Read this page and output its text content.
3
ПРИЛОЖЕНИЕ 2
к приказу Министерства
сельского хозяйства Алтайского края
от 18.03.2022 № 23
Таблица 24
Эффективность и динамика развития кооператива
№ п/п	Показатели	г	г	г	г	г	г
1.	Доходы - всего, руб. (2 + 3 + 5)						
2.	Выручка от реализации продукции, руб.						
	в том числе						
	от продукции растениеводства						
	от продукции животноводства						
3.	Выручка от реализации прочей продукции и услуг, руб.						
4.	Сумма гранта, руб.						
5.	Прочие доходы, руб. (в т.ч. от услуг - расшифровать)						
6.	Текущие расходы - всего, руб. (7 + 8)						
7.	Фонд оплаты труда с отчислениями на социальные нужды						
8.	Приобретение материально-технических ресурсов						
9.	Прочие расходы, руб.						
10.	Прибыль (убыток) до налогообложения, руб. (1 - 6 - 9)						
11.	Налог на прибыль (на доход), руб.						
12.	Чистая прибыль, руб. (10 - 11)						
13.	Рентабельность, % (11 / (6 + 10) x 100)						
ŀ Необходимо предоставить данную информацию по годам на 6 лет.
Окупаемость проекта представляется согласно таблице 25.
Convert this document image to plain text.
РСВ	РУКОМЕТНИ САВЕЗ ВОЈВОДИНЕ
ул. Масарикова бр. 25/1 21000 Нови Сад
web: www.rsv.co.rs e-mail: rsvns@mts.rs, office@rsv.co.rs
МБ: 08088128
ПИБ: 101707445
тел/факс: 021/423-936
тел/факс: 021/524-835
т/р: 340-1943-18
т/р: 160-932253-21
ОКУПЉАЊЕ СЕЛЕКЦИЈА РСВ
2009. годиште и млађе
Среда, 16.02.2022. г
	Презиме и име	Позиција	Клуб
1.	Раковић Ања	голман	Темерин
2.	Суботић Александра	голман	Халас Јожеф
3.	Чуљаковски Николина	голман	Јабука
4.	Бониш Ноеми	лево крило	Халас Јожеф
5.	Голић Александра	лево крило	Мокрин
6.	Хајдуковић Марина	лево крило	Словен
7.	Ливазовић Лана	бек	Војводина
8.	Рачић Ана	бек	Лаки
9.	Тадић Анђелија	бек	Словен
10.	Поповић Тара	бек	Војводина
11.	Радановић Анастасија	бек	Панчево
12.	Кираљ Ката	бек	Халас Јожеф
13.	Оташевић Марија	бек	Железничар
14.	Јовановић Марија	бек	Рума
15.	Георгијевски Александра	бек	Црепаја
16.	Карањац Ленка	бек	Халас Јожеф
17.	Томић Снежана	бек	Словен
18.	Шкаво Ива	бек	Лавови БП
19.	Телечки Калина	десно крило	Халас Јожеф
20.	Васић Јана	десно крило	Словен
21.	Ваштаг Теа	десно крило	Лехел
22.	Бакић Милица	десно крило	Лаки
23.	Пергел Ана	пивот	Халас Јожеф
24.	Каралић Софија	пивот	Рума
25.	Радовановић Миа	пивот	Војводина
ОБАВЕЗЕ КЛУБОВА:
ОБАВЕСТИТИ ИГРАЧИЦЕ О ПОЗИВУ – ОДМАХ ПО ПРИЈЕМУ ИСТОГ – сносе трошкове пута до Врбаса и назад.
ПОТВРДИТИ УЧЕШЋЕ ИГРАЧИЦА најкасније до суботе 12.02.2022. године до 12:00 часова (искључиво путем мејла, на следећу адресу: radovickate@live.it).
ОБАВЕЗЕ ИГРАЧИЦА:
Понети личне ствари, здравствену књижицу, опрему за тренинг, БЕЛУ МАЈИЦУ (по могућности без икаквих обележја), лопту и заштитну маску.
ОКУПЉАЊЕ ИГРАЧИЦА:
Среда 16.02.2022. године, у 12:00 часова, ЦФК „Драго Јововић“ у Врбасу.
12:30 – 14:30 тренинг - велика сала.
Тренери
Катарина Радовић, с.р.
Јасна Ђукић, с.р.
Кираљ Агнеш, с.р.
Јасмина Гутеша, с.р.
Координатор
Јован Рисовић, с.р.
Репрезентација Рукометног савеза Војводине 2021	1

Written exercise >> Would you give the material above again, complete and exact?

Correct output >>
Read this page and output its text content.
3
ПРИЛОЖЕНИЕ 2
к приказу Министерства
сельского хозяйства Алтайского края
от 18.03.2022 № 23
Таблица 24
Эффективность и динамика развития кооператива
№ п/п	Показатели	г	г	г	г	г	г
1.	Доходы - всего, руб. (2 + 3 + 5)						
2.	Выручка от реализации продукции, руб.						
	в том числе						
	от продукции растениеводства						
	от продукции животноводства						
3.	Выручка от реализации прочей продукции и услуг, руб.						
4.	Сумма гранта, руб.						
5.	Прочие доходы, руб. (в т.ч. от услуг - расшифровать)						
6.	Текущие расходы - всего, руб. (7 + 8)						
7.	Фонд оплаты труда с отчислениями на социальные нужды						
8.	Приобретение материально-технических ресурсов						
9.	Прочие расходы, руб.						
10.	Прибыль (убыток) до налогообложения, руб. (1 - 6 - 9)						
11.	Налог на прибыль (на доход), руб.						
12.	Чистая прибыль, руб. (10 - 11)						
13.	Рентабельность, % (11 / (6 + 10) x 100)						
ŀ Необходимо предоставить данную информацию по годам на 6 лет.
Окупаемость проекта представляется согласно таблице 25.
Convert this document image to plain text.
РСВ	РУКОМЕТНИ САВЕЗ ВОЈВОДИНЕ
ул. Масарикова бр. 25/1 21000 Нови Сад
web: www.rsv.co.rs e-mail: rsvns@mts.rs, office@rsv.co.rs
МБ: 08088128
ПИБ: 101707445
тел/факс: 021/423-936
тел/факс: 021/524-835
т/р: 340-1943-18
т/р: 160-932253-21
ОКУПЉАЊЕ СЕЛЕКЦИЈА РСВ
2009. годиште и млађе
Среда, 16.02.2022. г
	Презиме и име	Позиција	Клуб
1.	Раковић Ања	голман	Темерин
2.	Суботић Александра	голман	Халас Јожеф
3.	Чуљаковски Николина	голман	Јабука
4.	Бониш Ноеми	лево крило	Халас Јожеф
5.	Голић Александра	лево крило	Мокрин
6.	Хајдуковић Марина	лево крило	Словен
7.	Ливазовић Лана	бек	Војводина
8.	Рачић Ана	бек	Лаки
9.	Тадић Анђелија	бек	Словен
10.	Поповић Тара	бек	Војводина
11.	Радановић Анастасија	бек	Панчево
12.	Кираљ Ката	бек	Халас Јожеф
13.	Оташевић Марија	бек	Железничар
14.	Јовановић Марија	бек	Рума
15.	Георгијевски Александра	бек	Црепаја
16.	Карањац Ленка	бек	Халас Јожеф
17.	Томић Снежана	бек	Словен
18.	Шкаво Ива	бек	Лавови БП
19.	Телечки Калина	десно крило	Халас Јожеф
20.	Васић Јана	десно крило	Словен
21.	Ваштаг Теа	десно крило	Лехел
22.	Бакић Милица	десно крило	Лаки
23.	Пергел Ана	пивот	Халас Јожеф
24.	Каралић Софија	пивот	Рума
25.	Радовановић Миа	пивот	Војводина
ОБАВЕЗЕ КЛУБОВА:
ОБАВЕСТИТИ ИГРАЧИЦЕ О ПОЗИВУ – ОДМАХ ПО ПРИЈЕМУ ИСТОГ – сносе трошкове пута до Врбаса и назад.
ПОТВРДИТИ УЧЕШЋЕ ИГРАЧИЦА најкасније до суботе 12.02.2022. године до 12:00 часова (искључиво путем мејла, на следећу адресу: radovickate@live.it).
ОБАВЕЗЕ ИГРАЧИЦА:
Понети личне ствари, здравствену књижицу, опрему за тренинг, БЕЛУ МАЈИЦУ (по могућности без икаквих обележја), лопту и заштитну маску.
ОКУПЉАЊЕ ИГРАЧИЦА:
Среда 16.02.2022. године, у 12:00 часова, ЦФК „Драго Јововић“ у Врбасу.
12:30 – 14:30 тренинг - велика сала.
Тренери
Катарина Радовић, с.р.
Јасна Ђукић, с.р.
Кираљ Агнеш, с.р.
Јасмина Гутеша, с.р.
Координатор
Јован Рисовић, с.р.
Репрезентација Рукометног савеза Војводине 2021	1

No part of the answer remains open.